→ YOUR INSTRUCTIONS: In the data below, find every line with the string "gaap" and pull it out.

→ Dataset rows about figures:

● ● ● ●

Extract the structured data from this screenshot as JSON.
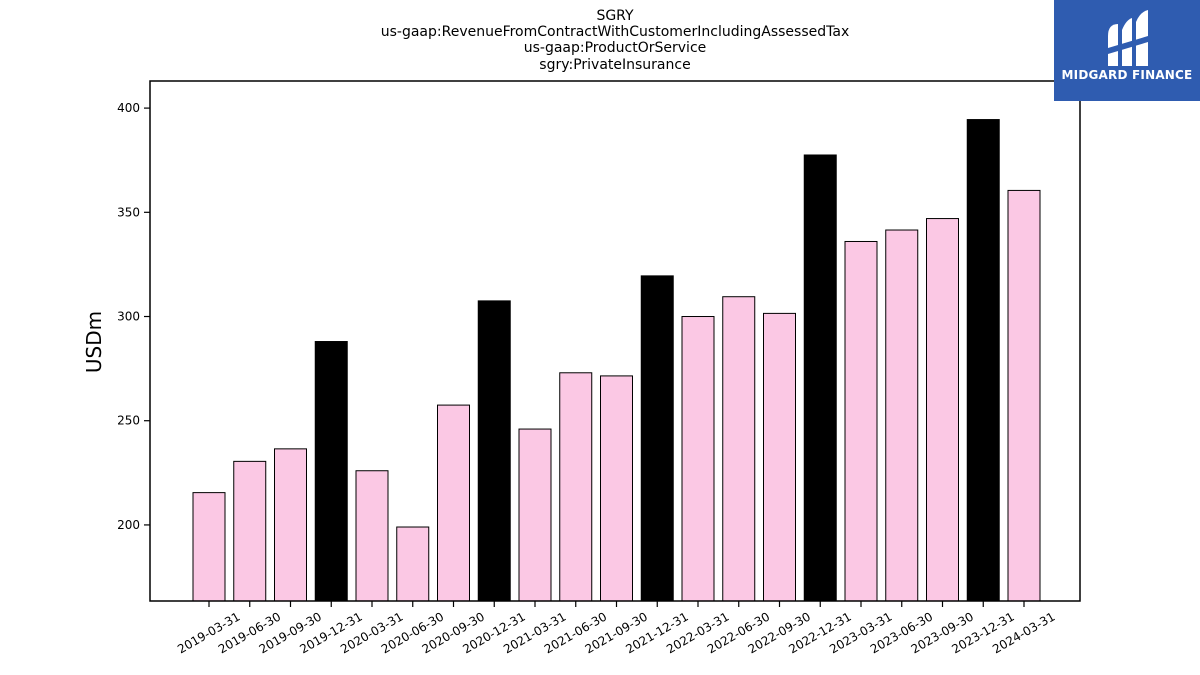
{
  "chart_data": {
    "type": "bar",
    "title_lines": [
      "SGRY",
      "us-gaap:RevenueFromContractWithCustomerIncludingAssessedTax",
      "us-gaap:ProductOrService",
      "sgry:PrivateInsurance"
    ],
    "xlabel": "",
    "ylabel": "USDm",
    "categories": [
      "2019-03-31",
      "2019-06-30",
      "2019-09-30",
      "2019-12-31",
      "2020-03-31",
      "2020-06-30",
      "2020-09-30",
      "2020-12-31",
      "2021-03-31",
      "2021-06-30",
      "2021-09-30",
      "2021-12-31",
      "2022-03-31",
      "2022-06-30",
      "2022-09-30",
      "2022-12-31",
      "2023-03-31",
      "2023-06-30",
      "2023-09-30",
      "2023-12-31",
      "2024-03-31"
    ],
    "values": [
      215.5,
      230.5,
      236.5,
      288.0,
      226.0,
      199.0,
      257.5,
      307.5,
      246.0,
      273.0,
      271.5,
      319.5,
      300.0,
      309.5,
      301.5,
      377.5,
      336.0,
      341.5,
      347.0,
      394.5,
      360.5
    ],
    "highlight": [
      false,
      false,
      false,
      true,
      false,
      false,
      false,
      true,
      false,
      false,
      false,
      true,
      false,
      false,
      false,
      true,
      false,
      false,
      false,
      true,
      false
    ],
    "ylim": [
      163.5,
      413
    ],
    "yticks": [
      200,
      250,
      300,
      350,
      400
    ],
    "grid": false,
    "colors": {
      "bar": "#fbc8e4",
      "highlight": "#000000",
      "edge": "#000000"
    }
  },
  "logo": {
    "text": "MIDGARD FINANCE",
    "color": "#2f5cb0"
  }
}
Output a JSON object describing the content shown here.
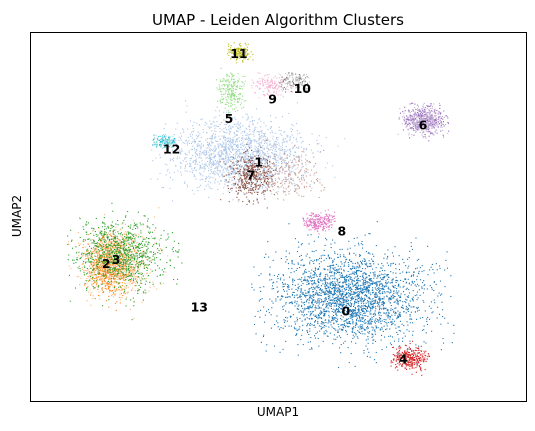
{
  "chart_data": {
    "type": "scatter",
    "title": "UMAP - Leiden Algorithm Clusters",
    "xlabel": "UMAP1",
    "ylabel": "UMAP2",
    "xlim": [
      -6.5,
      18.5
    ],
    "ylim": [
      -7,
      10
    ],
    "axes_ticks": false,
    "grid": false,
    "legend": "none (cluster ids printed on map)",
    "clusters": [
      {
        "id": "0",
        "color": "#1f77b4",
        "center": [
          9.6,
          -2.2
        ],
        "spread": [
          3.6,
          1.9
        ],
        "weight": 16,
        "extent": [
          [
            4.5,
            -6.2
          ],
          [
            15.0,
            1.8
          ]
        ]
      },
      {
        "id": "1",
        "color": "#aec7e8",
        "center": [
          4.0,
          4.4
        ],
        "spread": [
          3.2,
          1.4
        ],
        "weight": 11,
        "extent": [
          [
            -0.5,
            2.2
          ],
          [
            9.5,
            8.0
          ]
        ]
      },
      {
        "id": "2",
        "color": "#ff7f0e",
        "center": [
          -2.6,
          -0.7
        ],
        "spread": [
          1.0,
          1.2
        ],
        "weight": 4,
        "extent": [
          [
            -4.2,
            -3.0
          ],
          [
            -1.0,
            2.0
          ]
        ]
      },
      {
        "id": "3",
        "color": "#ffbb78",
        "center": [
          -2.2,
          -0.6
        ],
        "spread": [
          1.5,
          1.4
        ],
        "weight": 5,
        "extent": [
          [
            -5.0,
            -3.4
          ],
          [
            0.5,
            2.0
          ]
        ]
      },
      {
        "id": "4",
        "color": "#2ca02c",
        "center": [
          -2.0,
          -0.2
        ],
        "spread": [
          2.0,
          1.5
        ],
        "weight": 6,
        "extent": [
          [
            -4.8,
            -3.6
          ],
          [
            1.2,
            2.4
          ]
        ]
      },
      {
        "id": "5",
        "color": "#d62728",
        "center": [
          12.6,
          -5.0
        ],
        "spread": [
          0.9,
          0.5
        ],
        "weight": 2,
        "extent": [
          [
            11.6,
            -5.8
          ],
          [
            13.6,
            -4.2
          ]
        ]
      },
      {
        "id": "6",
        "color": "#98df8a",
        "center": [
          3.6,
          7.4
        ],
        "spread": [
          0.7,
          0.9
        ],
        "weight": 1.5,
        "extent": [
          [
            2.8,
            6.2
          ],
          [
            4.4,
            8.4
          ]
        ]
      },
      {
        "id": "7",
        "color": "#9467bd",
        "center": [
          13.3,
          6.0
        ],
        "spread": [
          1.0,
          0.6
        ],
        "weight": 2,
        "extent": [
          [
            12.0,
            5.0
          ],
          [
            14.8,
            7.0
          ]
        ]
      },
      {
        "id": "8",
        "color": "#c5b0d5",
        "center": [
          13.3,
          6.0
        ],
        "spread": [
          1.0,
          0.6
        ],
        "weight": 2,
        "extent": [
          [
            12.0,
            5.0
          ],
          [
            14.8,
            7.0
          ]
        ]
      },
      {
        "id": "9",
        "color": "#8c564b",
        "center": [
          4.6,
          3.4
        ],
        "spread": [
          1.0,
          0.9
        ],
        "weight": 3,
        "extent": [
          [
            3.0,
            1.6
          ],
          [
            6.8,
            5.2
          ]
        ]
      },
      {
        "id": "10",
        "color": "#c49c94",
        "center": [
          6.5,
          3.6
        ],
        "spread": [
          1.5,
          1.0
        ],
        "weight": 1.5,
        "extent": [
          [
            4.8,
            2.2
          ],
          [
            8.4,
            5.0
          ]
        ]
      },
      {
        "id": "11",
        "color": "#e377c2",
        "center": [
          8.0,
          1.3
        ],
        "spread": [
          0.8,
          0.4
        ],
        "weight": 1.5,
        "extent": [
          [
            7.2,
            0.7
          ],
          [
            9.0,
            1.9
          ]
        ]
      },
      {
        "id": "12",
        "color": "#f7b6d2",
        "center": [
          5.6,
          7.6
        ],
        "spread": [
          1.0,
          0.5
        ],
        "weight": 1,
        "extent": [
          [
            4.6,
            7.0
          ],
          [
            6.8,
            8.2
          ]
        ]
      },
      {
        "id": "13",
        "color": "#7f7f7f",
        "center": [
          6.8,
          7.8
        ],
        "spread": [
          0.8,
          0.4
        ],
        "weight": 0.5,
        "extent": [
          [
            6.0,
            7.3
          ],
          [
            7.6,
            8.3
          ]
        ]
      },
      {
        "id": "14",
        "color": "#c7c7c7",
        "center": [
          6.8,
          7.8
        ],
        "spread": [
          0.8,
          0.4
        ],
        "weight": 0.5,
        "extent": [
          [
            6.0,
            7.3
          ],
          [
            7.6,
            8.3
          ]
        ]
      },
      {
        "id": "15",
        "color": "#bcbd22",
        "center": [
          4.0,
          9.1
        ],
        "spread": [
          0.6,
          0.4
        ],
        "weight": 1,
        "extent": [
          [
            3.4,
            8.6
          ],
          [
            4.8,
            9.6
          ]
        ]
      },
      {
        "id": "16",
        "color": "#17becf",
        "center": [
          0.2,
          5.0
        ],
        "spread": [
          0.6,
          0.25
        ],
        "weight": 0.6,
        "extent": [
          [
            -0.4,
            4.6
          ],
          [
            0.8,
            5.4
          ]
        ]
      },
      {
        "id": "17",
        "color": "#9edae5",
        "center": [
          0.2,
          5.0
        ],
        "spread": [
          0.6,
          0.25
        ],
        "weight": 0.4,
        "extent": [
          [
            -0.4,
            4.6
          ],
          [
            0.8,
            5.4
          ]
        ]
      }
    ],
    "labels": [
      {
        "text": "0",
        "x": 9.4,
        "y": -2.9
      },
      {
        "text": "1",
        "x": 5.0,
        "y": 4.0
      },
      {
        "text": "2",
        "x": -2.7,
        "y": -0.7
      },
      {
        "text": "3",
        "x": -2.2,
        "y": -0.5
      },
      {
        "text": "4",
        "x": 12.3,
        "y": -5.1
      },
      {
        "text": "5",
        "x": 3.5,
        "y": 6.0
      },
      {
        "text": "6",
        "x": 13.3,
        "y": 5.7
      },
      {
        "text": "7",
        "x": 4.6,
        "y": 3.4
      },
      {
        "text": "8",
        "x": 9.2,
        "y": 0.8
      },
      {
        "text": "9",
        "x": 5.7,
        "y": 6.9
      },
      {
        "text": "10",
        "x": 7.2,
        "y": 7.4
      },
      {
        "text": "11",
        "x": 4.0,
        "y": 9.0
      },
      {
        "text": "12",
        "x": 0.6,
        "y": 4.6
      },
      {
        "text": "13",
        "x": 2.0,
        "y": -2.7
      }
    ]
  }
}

● ● ● ●

→ ANSWER IN FULL:
      "us-gaap:RevenueFromContractWithCustomerIncludingAssessedTax",
      "us-gaap:ProductOrService",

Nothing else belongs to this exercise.